__EXERCISE REQUIREMENTS__
Examine the entries and show every line in which the word "Example" is found.

>> Start RECORDS PROVIDED

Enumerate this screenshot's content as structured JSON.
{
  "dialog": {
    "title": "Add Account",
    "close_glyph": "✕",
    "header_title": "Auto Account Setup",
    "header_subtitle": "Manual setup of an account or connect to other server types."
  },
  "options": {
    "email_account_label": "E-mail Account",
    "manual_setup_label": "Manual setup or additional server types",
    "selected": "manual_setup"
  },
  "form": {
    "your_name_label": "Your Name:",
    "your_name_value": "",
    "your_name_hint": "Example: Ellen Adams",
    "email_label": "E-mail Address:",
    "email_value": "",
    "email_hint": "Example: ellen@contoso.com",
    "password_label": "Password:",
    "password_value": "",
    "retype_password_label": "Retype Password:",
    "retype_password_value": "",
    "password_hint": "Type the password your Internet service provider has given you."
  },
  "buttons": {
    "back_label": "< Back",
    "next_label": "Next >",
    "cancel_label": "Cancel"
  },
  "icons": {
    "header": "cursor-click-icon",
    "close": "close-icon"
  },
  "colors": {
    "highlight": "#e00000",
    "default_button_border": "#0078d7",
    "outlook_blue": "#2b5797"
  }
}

>> End RECORDS PROVIDED

__EXERCISE OUTPUT__
    "your_name_hint": "Example: Ellen Adams",
    "email_hint": "Example: ellen@contoso.com",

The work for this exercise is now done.